**Aim:**
Reproduce all lines of the listing below in which the word "Landfall" occurs.

**Records from a collection of figures:**
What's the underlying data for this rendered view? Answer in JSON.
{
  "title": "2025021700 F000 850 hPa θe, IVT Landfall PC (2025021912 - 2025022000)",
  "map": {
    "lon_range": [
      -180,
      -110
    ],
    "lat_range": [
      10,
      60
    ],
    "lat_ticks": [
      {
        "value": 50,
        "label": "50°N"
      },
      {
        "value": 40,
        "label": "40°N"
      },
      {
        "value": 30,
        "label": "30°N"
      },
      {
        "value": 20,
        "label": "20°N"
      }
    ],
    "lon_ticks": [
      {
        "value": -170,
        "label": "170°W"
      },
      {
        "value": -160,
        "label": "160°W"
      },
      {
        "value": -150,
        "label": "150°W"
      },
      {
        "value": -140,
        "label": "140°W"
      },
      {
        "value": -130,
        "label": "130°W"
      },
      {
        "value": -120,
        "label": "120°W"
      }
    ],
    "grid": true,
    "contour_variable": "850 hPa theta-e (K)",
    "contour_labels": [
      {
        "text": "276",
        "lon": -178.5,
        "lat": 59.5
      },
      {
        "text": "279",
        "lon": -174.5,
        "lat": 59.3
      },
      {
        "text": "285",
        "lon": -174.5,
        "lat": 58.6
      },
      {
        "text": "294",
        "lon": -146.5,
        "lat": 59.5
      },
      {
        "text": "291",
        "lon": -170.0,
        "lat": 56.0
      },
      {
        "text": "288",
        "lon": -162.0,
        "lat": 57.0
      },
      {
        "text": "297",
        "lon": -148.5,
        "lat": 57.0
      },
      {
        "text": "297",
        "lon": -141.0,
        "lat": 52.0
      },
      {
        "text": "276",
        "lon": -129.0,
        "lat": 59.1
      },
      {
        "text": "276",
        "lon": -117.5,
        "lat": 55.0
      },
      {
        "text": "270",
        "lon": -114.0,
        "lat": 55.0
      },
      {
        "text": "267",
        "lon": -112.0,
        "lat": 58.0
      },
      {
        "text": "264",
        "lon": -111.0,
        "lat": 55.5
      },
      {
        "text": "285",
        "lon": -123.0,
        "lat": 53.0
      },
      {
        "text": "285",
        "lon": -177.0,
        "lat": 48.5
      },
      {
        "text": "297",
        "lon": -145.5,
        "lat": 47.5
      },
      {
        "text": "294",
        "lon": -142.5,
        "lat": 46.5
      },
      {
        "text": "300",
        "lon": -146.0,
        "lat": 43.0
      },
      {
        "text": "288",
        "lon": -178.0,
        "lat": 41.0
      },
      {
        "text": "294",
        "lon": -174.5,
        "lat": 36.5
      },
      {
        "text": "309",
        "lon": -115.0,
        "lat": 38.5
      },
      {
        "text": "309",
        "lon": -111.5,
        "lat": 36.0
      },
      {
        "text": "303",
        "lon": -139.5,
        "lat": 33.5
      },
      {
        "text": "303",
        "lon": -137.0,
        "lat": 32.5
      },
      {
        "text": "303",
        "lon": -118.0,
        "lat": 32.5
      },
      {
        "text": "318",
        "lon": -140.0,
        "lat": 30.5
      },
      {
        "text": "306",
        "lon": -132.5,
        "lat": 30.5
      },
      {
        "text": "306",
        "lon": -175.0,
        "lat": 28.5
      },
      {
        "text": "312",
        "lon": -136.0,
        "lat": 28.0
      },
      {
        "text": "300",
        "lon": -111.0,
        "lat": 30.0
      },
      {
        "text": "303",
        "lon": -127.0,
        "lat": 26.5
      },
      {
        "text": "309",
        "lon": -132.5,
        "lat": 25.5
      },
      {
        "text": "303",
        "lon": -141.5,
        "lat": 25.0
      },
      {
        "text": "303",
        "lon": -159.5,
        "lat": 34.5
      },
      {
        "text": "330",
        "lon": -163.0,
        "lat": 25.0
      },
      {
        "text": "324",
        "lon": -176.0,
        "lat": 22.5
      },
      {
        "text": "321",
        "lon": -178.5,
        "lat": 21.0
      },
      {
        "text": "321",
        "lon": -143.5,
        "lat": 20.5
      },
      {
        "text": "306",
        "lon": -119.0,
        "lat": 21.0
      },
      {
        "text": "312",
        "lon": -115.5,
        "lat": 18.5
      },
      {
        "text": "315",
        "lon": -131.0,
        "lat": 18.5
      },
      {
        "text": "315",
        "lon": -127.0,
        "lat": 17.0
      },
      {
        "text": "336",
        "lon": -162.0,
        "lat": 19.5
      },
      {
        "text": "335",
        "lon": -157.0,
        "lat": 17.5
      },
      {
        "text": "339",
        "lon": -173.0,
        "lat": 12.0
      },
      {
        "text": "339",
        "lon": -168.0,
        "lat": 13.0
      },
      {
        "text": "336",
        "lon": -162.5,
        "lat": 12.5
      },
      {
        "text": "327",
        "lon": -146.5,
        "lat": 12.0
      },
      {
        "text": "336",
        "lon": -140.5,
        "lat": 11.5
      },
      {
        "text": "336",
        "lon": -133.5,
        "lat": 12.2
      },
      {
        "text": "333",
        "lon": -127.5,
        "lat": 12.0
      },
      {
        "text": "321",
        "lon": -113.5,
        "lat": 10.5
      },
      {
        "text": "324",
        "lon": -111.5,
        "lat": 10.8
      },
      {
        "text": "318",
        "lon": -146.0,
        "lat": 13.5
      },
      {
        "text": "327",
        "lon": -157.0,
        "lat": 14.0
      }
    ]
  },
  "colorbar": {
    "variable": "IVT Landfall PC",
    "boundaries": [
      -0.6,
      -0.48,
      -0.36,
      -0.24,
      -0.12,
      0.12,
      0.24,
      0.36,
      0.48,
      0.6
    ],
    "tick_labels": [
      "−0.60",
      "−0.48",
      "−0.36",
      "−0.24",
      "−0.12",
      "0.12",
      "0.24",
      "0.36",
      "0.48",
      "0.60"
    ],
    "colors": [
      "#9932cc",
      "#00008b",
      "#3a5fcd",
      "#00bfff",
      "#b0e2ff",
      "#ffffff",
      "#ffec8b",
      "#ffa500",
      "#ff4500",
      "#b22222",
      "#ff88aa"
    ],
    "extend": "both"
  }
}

**Full response:**
  "title": "2025021700 F000 850 hPa θe, IVT Landfall PC (2025021912 - 2025022000)",
    "variable": "IVT Landfall PC",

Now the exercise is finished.